= Task 1 =
Answer these questions from the database design thread:
(a) In approach 2, what constraint is placed on product_ID?
(b) What does O:M stand for in the thread?
(c) Which column is suggested for tracking the history of who the product manager is?
= Task 2 =
Please copy the database design thread word for word from "The second would" to "in database-centric applications.".

= Passage provided =
-------

Approach 2: create a new table ProductManagers with non-NULLable columns product_ID and employee_ID, with a unique constraint on product_ID, so that a product with no product manager is modelled by the absence of a row in this table.
There are other approaches but these are the two I seem to encounter most often.
Assuming these are both legitimate design choices (as I'm inclined to believe) and merely represent differing styles, do they have names? I prefer approach 2 and find it hard to convey the difference in style to someone who prefers approach 1 without employing an actual example (as I have done here!) I'd would be nice if I could say, "I'm prefer the inclination-towards-6NF (or whatever) style myself."
Assuming one of these approaches is in fact an anti-pattern (as I merely suspect may be the case for approach 1 by modelling a relationship between two entities as an attribute of one of those entities) does this anti-pattern have a name?
Well the first is nothing more than a one-to-many relationship (one employee to many products). This is sometimes referred to as a O:M relationship (zero to many) because it's optional (not every product has a product manager). Also not every employee is a product manager so its optional on the other side too.
The second is a join table, usually used for a many-to-many relationship. But since one side is only one-to-one (each product is only in the table once) it's really just a convoluted one-to-many relationship.
Personally I prefer the first one but neither is wrong (or bad).
The second would be used for two reasons that come to mind.
You envision the possibility that a product will have more than one manager; or
You want to track the history of who the product manager is for a product. You do this with, say a current_flag column set to 'Y' (or similar) where only one at a time can be current. This is actually a pretty common pattern in database-centric applications.
It looks to me like the two model different behaviour. In the first example, you can have one product manager per product and one employee can be product manager for more than one product (one to many). The second appears to allow for more than one product manager per product (many to many). This would suggest the two solutions are equally valid in different situations and which one you use would depend on the business rule.
There is a flaw in the first approach. Imagine for a second, that the business requirements have changed and now you need to be able to set 2 Product Manager to a product. What will you do? Add another column to the table Product? Yuck. This obviously violates 1NF then.
Another option the second approach gives is an ability to store some attributes for a certain Product Manager <-> Product relation. Like, if you have two Product Manager for a product, then you can set one of them as a primary...
Or, for example, an employee can have a phone number, but as a product manager he/she can have another phone number... This also goes to the special table then.
Approach 1)
Slows down the use of the Product table with the additional Product Manager field (maybe not for all databases but for some).
Linking from the Product table to the Employee table is simple.
Approach 2)
Existing queries using the Product table are not affected.
Increases the size of your database. You've now duplicated the Product ID column to another table as well as added unique constraints and indexes to that table.
Linking from the Product table to the Employee table is more cumbersome and costly as you have to ink to the intermediate table first.
How often must you link between the two tables?
How many other queries use the Product table?
How many records in the Product table?
in the particular case you give, i think the main motivation for two tables is avoiding nulls for missing data and that's how i would characterise the two approaches.
there's a discussion of the pros and cons on wikipedia.
i am pretty sure that, given c date's dislike of this, he defines relational theory so that only the multiple table solution is "valid". for example, you could call the single table approach "poorly typed" (since the type of null is unclear - see quote on p4).

-------

[Page segmentation data]
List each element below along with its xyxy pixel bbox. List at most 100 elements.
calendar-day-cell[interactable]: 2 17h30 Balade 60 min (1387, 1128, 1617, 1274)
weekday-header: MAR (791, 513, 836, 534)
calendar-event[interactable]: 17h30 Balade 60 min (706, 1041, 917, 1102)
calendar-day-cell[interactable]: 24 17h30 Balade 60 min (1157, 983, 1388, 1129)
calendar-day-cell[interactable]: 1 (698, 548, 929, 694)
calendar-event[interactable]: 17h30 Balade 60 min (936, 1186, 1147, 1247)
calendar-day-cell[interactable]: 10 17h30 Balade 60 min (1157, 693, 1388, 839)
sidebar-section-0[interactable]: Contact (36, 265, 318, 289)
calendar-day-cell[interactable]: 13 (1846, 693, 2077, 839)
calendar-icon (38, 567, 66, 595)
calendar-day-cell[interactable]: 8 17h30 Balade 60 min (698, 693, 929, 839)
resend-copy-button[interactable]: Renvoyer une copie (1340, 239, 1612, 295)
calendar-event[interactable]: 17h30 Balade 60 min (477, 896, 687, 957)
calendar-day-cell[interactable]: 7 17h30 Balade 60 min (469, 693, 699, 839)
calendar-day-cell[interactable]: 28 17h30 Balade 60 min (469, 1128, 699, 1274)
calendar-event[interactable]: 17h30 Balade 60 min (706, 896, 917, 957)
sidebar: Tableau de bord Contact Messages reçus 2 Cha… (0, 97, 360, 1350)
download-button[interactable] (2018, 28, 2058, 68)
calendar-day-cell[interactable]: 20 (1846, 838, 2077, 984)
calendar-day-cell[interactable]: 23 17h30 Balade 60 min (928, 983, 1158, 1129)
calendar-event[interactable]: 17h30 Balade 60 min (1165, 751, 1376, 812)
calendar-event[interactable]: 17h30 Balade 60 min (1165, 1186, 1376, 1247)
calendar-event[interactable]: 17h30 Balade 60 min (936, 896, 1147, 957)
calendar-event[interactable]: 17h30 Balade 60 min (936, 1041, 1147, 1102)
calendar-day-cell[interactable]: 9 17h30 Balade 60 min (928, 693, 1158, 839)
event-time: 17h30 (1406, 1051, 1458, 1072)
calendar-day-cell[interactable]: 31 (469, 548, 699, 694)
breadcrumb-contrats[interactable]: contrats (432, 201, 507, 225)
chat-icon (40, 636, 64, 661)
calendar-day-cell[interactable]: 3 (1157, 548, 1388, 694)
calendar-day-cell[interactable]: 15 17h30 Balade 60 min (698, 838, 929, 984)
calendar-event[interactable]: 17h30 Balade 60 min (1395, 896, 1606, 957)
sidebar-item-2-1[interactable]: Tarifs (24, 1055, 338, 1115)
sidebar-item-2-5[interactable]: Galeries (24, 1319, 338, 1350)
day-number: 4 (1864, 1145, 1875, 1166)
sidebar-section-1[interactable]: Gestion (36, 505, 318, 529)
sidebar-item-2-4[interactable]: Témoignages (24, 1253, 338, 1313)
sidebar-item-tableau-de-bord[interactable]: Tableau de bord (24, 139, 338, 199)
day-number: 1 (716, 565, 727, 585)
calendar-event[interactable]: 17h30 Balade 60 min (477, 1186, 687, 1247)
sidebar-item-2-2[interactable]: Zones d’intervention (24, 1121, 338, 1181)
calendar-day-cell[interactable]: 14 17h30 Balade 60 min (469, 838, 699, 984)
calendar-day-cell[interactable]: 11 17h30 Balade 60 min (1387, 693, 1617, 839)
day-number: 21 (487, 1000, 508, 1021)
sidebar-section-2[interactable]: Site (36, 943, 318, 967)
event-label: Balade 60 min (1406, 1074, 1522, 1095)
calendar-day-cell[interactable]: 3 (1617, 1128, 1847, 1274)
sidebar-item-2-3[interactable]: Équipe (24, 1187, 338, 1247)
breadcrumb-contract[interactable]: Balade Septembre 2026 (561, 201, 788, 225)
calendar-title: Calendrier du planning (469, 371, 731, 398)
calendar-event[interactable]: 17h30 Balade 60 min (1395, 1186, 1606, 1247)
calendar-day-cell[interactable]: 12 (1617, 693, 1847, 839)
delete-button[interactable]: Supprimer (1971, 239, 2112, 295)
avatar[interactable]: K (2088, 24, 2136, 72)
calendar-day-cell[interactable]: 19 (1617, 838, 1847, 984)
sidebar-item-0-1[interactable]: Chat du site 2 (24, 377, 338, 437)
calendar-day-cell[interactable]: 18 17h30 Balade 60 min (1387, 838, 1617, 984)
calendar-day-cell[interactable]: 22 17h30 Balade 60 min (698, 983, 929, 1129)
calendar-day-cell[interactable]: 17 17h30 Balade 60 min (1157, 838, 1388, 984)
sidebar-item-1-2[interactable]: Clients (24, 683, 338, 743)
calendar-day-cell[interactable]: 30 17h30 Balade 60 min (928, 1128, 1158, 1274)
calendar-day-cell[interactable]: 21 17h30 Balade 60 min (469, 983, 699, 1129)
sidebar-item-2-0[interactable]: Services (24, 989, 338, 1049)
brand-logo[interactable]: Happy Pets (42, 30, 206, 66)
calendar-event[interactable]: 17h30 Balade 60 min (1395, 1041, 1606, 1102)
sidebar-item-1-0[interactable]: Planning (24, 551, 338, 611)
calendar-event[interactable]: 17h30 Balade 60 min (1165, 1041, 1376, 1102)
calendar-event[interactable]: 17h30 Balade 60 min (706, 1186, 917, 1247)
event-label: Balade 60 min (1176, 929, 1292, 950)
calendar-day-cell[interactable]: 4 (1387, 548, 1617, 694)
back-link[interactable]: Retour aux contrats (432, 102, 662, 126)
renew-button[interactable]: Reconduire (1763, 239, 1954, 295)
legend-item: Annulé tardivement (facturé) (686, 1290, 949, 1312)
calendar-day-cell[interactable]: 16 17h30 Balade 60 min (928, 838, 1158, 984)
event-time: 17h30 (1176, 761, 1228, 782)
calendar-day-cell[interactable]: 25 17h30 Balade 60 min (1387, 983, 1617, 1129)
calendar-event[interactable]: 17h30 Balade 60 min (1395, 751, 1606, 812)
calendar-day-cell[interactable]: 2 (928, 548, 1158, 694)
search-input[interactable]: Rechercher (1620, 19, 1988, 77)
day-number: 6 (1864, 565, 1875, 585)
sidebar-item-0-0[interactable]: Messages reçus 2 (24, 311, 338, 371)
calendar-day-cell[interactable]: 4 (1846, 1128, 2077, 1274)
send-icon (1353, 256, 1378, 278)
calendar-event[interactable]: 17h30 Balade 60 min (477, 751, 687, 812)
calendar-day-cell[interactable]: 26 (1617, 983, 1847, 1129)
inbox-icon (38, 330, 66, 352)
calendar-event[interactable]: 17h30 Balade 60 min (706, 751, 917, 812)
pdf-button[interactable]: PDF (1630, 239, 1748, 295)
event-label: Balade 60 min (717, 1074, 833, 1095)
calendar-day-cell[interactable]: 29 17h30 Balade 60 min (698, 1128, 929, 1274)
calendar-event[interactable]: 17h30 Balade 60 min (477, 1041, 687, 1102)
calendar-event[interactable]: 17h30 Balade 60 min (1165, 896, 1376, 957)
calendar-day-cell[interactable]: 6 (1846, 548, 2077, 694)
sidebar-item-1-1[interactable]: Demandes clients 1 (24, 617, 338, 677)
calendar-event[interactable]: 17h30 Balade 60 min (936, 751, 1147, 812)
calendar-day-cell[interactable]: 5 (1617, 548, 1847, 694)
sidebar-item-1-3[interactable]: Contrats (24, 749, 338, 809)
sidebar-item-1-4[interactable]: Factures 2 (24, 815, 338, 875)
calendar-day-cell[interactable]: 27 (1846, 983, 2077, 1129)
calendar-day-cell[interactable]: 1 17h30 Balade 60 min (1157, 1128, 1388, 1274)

-------

= Written answer 1 =
(a) A unique constraint.
(b) Zero to many.
(c) A current_flag column set to 'Y' (or similar).

= Written answer 2 =
The second would be used for two reasons that come to mind.
You envision the possibility that a product will have more than one manager; or
You want to track the history of who the product manager is for a product. You do this with, say a current_flag column set to 'Y' (or similar) where only one at a time can be current. This is actually a pretty common pattern in database-centric applications.